Start of Extracted information
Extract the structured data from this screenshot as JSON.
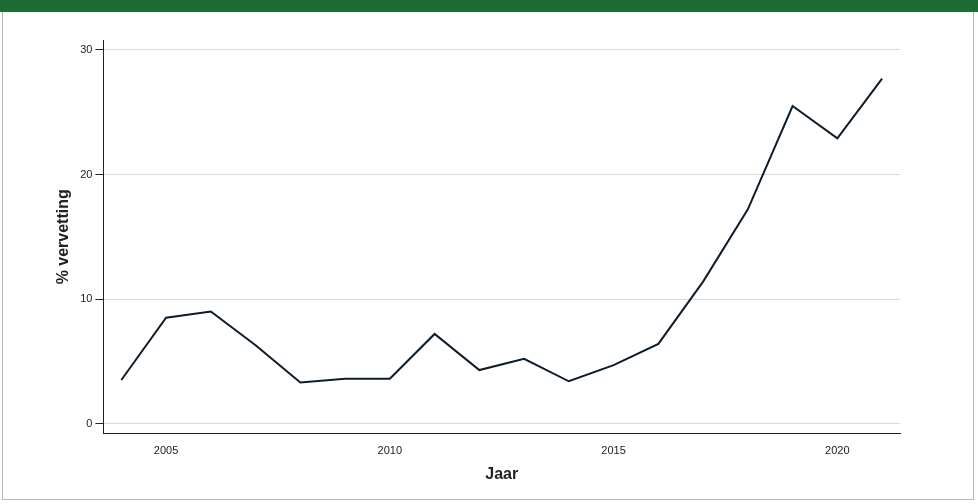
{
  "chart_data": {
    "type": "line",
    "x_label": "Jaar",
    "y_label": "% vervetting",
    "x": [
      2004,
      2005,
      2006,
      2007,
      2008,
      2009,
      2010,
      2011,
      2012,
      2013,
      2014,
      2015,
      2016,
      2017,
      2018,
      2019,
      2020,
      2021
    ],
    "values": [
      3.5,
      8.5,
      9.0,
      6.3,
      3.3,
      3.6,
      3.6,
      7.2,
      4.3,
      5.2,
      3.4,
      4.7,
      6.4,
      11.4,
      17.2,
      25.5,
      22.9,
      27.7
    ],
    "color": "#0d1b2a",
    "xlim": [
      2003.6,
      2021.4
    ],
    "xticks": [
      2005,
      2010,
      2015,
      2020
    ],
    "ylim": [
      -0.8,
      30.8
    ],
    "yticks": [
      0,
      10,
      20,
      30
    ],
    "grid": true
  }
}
End of Extracted information
Written exercise: Using the material above, set down every line exactly, but skip the pictures.

Exercise response:
Extract the structured data from this screenshot as JSON.
{
  "chart_data": {
    "type": "line",
    "x_label": "Jaar",
    "y_label": "% vervetting",
    "x": [
      2004,
      2005,
      2006,
      2007,
      2008,
      2009,
      2010,
      2011,
      2012,
      2013,
      2014,
      2015,
      2016,
      2017,
      2018,
      2019,
      2020,
      2021
    ],
    "values": [
      3.5,
      8.5,
      9.0,
      6.3,
      3.3,
      3.6,
      3.6,
      7.2,
      4.3,
      5.2,
      3.4,
      4.7,
      6.4,
      11.4,
      17.2,
      25.5,
      22.9,
      27.7
    ],
    "color": "#0d1b2a",
    "xlim": [
      2003.6,
      2021.4
    ],
    "xticks": [
      2005,
      2010,
      2015,
      2020
    ],
    "ylim": [
      -0.8,
      30.8
    ],
    "yticks": [
      0,
      10,
      20,
      30
    ],
    "grid": true
  }
}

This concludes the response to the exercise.